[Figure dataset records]
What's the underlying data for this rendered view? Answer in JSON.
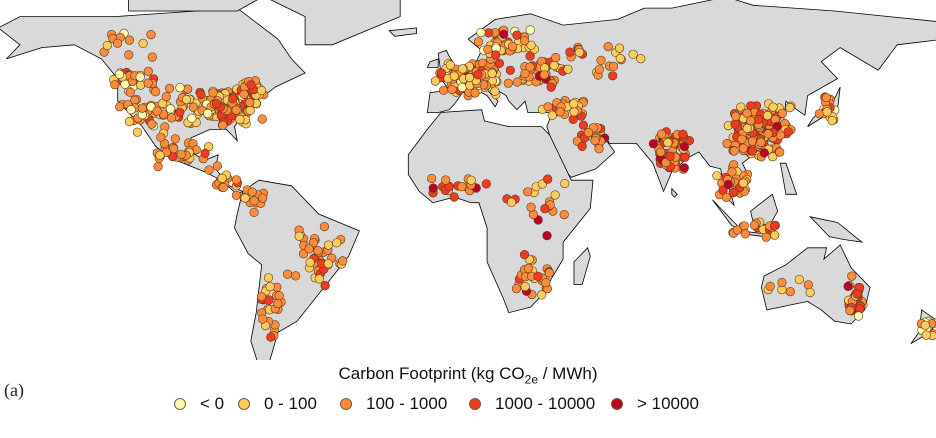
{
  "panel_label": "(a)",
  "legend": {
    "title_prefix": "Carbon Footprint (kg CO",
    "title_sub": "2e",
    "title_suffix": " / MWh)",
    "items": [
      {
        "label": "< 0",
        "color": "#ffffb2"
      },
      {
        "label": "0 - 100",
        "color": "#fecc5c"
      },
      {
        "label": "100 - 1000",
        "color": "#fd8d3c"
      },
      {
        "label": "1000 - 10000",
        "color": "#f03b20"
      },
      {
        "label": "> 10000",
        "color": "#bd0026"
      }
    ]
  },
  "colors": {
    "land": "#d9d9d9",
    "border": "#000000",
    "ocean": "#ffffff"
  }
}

--

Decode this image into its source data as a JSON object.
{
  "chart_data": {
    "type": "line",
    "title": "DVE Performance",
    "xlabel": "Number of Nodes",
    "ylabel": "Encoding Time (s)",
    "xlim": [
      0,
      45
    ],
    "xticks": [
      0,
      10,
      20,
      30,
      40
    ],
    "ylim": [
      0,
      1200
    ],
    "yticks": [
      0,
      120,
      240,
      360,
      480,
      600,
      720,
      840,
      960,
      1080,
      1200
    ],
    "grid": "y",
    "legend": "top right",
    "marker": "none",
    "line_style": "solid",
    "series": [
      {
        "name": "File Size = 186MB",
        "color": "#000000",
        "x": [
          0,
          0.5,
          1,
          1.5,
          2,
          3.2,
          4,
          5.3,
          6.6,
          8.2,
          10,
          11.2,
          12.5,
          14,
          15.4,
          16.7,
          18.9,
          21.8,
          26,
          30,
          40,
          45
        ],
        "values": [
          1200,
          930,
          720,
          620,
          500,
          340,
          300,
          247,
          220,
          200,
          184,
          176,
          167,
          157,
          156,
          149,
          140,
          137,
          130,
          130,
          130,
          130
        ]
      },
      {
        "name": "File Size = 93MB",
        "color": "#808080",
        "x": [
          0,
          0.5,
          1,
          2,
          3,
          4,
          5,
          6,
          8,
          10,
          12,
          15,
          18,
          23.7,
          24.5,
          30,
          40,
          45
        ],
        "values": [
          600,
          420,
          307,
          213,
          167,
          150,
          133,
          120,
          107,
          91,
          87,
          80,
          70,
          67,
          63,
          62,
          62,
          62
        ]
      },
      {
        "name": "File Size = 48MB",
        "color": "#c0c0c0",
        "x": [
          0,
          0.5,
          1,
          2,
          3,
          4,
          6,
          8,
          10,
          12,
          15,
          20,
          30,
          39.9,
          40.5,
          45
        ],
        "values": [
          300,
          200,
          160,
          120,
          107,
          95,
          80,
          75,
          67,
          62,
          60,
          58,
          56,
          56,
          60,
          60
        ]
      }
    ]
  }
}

Task statement — Scan the records above for the string "name", then report every line that contains it.

Final result —
        "name": "File Size = 186MB",
        "name": "File Size = 93MB",
        "name": "File Size = 48MB",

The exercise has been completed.